YOUR GOAL: Do any lines in the data below contain "survival"? If so, copy every one of them.

..............................

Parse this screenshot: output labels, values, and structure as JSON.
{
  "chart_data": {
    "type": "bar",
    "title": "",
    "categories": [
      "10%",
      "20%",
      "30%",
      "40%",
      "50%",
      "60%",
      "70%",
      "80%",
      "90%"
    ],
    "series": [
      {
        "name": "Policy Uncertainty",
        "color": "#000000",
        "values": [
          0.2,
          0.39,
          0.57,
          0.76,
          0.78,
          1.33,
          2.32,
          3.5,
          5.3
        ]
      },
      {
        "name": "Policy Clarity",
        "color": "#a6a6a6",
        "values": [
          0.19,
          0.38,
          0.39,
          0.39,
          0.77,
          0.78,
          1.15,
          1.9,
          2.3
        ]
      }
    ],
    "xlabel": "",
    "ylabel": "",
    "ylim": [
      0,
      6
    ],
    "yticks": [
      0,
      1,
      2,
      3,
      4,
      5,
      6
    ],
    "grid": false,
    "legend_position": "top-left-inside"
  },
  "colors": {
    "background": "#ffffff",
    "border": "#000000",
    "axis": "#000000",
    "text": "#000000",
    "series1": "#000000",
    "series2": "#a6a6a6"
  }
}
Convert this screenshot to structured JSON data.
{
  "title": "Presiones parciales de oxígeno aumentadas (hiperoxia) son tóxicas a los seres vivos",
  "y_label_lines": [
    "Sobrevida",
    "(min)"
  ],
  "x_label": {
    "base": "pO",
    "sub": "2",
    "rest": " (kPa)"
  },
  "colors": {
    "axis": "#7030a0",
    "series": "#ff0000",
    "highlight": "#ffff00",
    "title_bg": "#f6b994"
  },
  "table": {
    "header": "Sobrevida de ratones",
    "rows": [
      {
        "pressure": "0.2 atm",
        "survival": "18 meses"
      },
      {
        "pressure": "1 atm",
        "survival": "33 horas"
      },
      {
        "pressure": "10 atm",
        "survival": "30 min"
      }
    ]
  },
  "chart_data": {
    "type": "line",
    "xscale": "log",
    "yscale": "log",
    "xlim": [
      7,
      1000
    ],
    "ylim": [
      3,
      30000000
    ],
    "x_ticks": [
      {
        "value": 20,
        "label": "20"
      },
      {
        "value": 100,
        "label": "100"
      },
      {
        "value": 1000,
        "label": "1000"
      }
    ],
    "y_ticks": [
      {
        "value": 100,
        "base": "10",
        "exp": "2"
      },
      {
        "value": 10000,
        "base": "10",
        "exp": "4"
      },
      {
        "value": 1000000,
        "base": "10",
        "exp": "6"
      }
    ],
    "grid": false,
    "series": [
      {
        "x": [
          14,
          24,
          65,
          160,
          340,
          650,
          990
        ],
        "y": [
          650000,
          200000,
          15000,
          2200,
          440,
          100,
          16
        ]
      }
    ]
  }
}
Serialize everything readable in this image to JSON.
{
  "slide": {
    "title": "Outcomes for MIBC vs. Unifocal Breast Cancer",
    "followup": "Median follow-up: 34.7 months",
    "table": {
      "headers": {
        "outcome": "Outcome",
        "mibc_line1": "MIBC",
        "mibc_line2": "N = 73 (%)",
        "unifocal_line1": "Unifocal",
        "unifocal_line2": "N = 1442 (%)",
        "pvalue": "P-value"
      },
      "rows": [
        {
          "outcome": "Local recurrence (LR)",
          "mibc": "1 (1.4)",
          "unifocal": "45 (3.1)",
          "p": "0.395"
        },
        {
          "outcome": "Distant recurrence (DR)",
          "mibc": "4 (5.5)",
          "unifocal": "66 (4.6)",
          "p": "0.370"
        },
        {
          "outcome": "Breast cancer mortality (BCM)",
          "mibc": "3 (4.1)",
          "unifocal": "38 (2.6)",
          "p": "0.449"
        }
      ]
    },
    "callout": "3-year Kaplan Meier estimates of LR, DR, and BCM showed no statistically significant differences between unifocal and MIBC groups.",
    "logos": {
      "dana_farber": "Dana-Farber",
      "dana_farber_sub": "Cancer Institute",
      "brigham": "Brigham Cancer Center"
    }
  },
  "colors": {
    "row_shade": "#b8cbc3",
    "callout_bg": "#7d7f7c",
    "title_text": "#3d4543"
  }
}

..............................

TASK SOLUTION:
        "survival": "18 meses"
        "survival": "33 horas"
        "survival": "30 min"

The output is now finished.